> _TASK INSTRUCTIONS_:
An exact reproduction of the records is required, with all images left out.

(Figure contents as structured data)
_ _ _ _ _

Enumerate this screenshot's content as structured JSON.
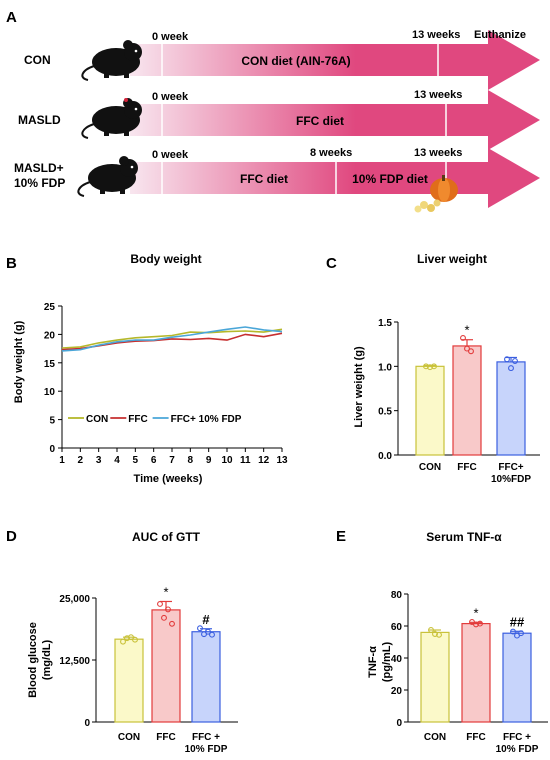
{
  "colors": {
    "arrow_light": "#f8e6ef",
    "arrow_dark": "#e0487f",
    "con": "#b5b82b",
    "ffc": "#c62f2f",
    "fdp": "#4aa6d8",
    "bar_con_fill": "#fbf9c9",
    "bar_con_edge": "#c9c23a",
    "bar_ffc_fill": "#f8c9c9",
    "bar_ffc_edge": "#e23b3b",
    "bar_fdp_fill": "#c7d4fb",
    "bar_fdp_edge": "#3b5fe0"
  },
  "panel_a": {
    "label": "A",
    "euthanize": "Euthanize",
    "rows": [
      {
        "group": "CON",
        "start": "0 week",
        "end": "13 weeks",
        "diet": "CON diet (AIN-76A)"
      },
      {
        "group": "MASLD",
        "start": "0 week",
        "end": "13 weeks",
        "diet": "FFC diet"
      },
      {
        "group": "MASLD+",
        "group_line2": "10% FDP",
        "start": "0 week",
        "mid": "8 weeks",
        "end": "13 weeks",
        "diet": "FFC diet",
        "diet2": "10% FDP diet"
      }
    ]
  },
  "chart_data": [
    {
      "panel": "B",
      "type": "line",
      "title": "Body  weight",
      "xlabel": "Time (weeks)",
      "ylabel": "Body weight (g)",
      "x": [
        1,
        2,
        3,
        4,
        5,
        6,
        7,
        8,
        9,
        10,
        11,
        12,
        13
      ],
      "xticks": [
        "1",
        "2",
        "3",
        "4",
        "5",
        "6",
        "7",
        "8",
        "9",
        "10",
        "11",
        "12",
        "13"
      ],
      "ylim": [
        0,
        25
      ],
      "yticks": [
        "0",
        "5",
        "10",
        "15",
        "20",
        "25"
      ],
      "legend": "bottom-left",
      "series": [
        {
          "name": "CON",
          "color": "#b5b82b",
          "values": [
            17.6,
            17.8,
            18.5,
            19.0,
            19.4,
            19.6,
            19.8,
            20.4,
            20.3,
            20.5,
            20.6,
            20.4,
            20.9
          ]
        },
        {
          "name": "FFC",
          "color": "#c62f2f",
          "values": [
            17.3,
            17.5,
            18.0,
            18.5,
            18.8,
            18.9,
            19.2,
            19.1,
            19.3,
            19.0,
            20.0,
            19.6,
            20.2
          ]
        },
        {
          "name": "FFC+  10% FDP",
          "color": "#4aa6d8",
          "values": [
            17.1,
            17.3,
            18.1,
            18.7,
            19.0,
            19.0,
            19.5,
            19.9,
            20.4,
            20.9,
            21.3,
            20.8,
            20.5
          ]
        }
      ]
    },
    {
      "panel": "C",
      "type": "bar",
      "title": "Liver  weight",
      "ylabel": "Liver weight (g)",
      "categories": [
        "CON",
        "FFC",
        "FFC+"
      ],
      "category_line2": [
        "",
        "",
        "10%FDP"
      ],
      "values": [
        1.0,
        1.23,
        1.05
      ],
      "errors": [
        0.01,
        0.07,
        0.05
      ],
      "points": [
        [
          1.0,
          0.99,
          1.0
        ],
        [
          1.32,
          1.2,
          1.17
        ],
        [
          1.08,
          0.98,
          1.06
        ]
      ],
      "ylim": [
        0.0,
        1.5
      ],
      "yticks": [
        "0.0",
        "0.5",
        "1.0",
        "1.5"
      ],
      "annotations": [
        "",
        "*",
        ""
      ]
    },
    {
      "panel": "D",
      "type": "bar",
      "title": "AUC of GTT",
      "ylabel": "Blood glucose",
      "ylabel2": "(mg/dL)",
      "categories": [
        "CON",
        "FFC",
        "FFC +"
      ],
      "category_line2": [
        "",
        "",
        "10% FDP"
      ],
      "values": [
        16700,
        22600,
        18200
      ],
      "errors": [
        400,
        1700,
        600
      ],
      "points": [
        [
          16200,
          16900,
          17100,
          16600
        ],
        [
          23800,
          21000,
          22700,
          19800
        ],
        [
          18900,
          17700,
          18200,
          17600
        ]
      ],
      "ylim": [
        0,
        25000
      ],
      "yticks": [
        "0",
        "12,500",
        "25,000"
      ],
      "annotations": [
        "",
        "*",
        "#"
      ]
    },
    {
      "panel": "E",
      "type": "bar",
      "title": "Serum TNF-α",
      "ylabel": "TNF-α",
      "ylabel2": "(pg/mL)",
      "categories": [
        "CON",
        "FFC",
        "FFC +"
      ],
      "category_line2": [
        "",
        "",
        "10% FDP"
      ],
      "values": [
        56,
        61.5,
        55.5
      ],
      "errors": [
        1.5,
        0.8,
        1.2
      ],
      "points": [
        [
          57.5,
          55,
          54.5
        ],
        [
          62.5,
          61,
          61.5
        ],
        [
          56.5,
          54,
          55.5
        ]
      ],
      "ylim": [
        0,
        80
      ],
      "yticks": [
        "0",
        "20",
        "40",
        "60",
        "80"
      ],
      "annotations": [
        "",
        "*",
        "##"
      ]
    }
  ]
}
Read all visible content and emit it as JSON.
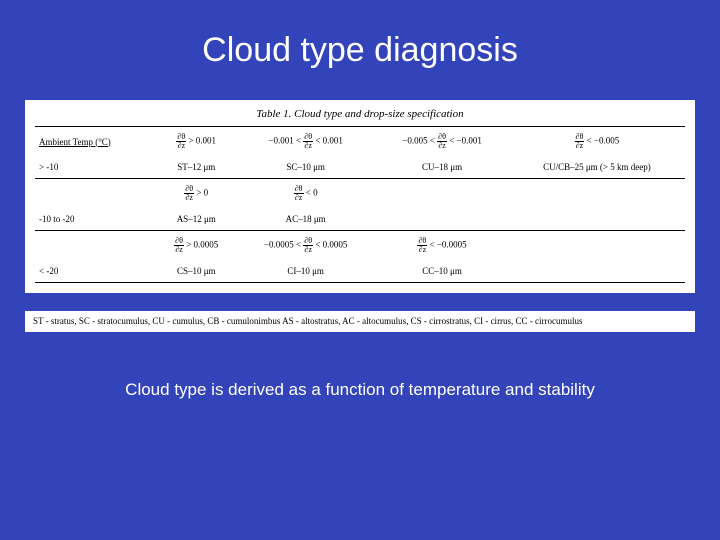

_ _ _ _ _

> _CORRECT ANSWER_:
Enumerate this screenshot's content as structured JSON.
{
  "colors": {
    "arrow_light": "#f8e6ef",
    "arrow_dark": "#e0487f",
    "con": "#b5b82b",
    "ffc": "#c62f2f",
    "fdp": "#4aa6d8",
    "bar_con_fill": "#fbf9c9",
    "bar_con_edge": "#c9c23a",
    "bar_ffc_fill": "#f8c9c9",
    "bar_ffc_edge": "#e23b3b",
    "bar_fdp_fill": "#c7d4fb",
    "bar_fdp_edge": "#3b5fe0"
  },
  "panel_a": {
    "label": "A",
    "euthanize": "Euthanize",
    "rows": [
      {
        "group": "CON",
        "start": "0 week",
        "end": "13 weeks",
        "diet": "CON diet (AIN-76A)"
      },
      {
        "group": "MASLD",
        "start": "0 week",
        "end": "13 weeks",
        "diet": "FFC diet"
      },
      {
        "group": "MASLD+",
        "group_line2": "10% FDP",
        "start": "0 week",
        "mid": "8 weeks",
        "end": "13 weeks",
        "diet": "FFC diet",
        "diet2": "10% FDP diet"
      }
    ]
  },
  "chart_data": [
    {
      "panel": "B",
      "type": "line",
      "title": "Body  weight",
      "xlabel": "Time (weeks)",
      "ylabel": "Body weight (g)",
      "x": [
        1,
        2,
        3,
        4,
        5,
        6,
        7,
        8,
        9,
        10,
        11,
        12,
        13
      ],
      "xticks": [
        "1",
        "2",
        "3",
        "4",
        "5",
        "6",
        "7",
        "8",
        "9",
        "10",
        "11",
        "12",
        "13"
      ],
      "ylim": [
        0,
        25
      ],
      "yticks": [
        "0",
        "5",
        "10",
        "15",
        "20",
        "25"
      ],
      "legend": "bottom-left",
      "series": [
        {
          "name": "CON",
          "color": "#b5b82b",
          "values": [
            17.6,
            17.8,
            18.5,
            19.0,
            19.4,
            19.6,
            19.8,
            20.4,
            20.3,
            20.5,
            20.6,
            20.4,
            20.9
          ]
        },
        {
          "name": "FFC",
          "color": "#c62f2f",
          "values": [
            17.3,
            17.5,
            18.0,
            18.5,
            18.8,
            18.9,
            19.2,
            19.1,
            19.3,
            19.0,
            20.0,
            19.6,
            20.2
          ]
        },
        {
          "name": "FFC+  10% FDP",
          "color": "#4aa6d8",
          "values": [
            17.1,
            17.3,
            18.1,
            18.7,
            19.0,
            19.0,
            19.5,
            19.9,
            20.4,
            20.9,
            21.3,
            20.8,
            20.5
          ]
        }
      ]
    },
    {
      "panel": "C",
      "type": "bar",
      "title": "Liver  weight",
      "ylabel": "Liver weight (g)",
      "categories": [
        "CON",
        "FFC",
        "FFC+"
      ],
      "category_line2": [
        "",
        "",
        "10%FDP"
      ],
      "values": [
        1.0,
        1.23,
        1.05
      ],
      "errors": [
        0.01,
        0.07,
        0.05
      ],
      "points": [
        [
          1.0,
          0.99,
          1.0
        ],
        [
          1.32,
          1.2,
          1.17
        ],
        [
          1.08,
          0.98,
          1.06
        ]
      ],
      "ylim": [
        0.0,
        1.5
      ],
      "yticks": [
        "0.0",
        "0.5",
        "1.0",
        "1.5"
      ],
      "annotations": [
        "",
        "*",
        ""
      ]
    },
    {
      "panel": "D",
      "type": "bar",
      "title": "AUC of GTT",
      "ylabel": "Blood glucose",
      "ylabel2": "(mg/dL)",
      "categories": [
        "CON",
        "FFC",
        "FFC +"
      ],
      "category_line2": [
        "",
        "",
        "10% FDP"
      ],
      "values": [
        16700,
        22600,
        18200
      ],
      "errors": [
        400,
        1700,
        600
      ],
      "points": [
        [
          16200,
          16900,
          17100,
          16600
        ],
        [
          23800,
          21000,
          22700,
          19800
        ],
        [
          18900,
          17700,
          18200,
          17600
        ]
      ],
      "ylim": [
        0,
        25000
      ],
      "yticks": [
        "0",
        "12,500",
        "25,000"
      ],
      "annotations": [
        "",
        "*",
        "#"
      ]
    },
    {
      "panel": "E",
      "type": "bar",
      "title": "Serum TNF-α",
      "ylabel": "TNF-α",
      "ylabel2": "(pg/mL)",
      "categories": [
        "CON",
        "FFC",
        "FFC +"
      ],
      "category_line2": [
        "",
        "",
        "10% FDP"
      ],
      "values": [
        56,
        61.5,
        55.5
      ],
      "errors": [
        1.5,
        0.8,
        1.2
      ],
      "points": [
        [
          57.5,
          55,
          54.5
        ],
        [
          62.5,
          61,
          61.5
        ],
        [
          56.5,
          54,
          55.5
        ]
      ],
      "ylim": [
        0,
        80
      ],
      "yticks": [
        "0",
        "20",
        "40",
        "60",
        "80"
      ],
      "annotations": [
        "",
        "*",
        "##"
      ]
    }
  ]
}
Read all visible content and emit it as JSON.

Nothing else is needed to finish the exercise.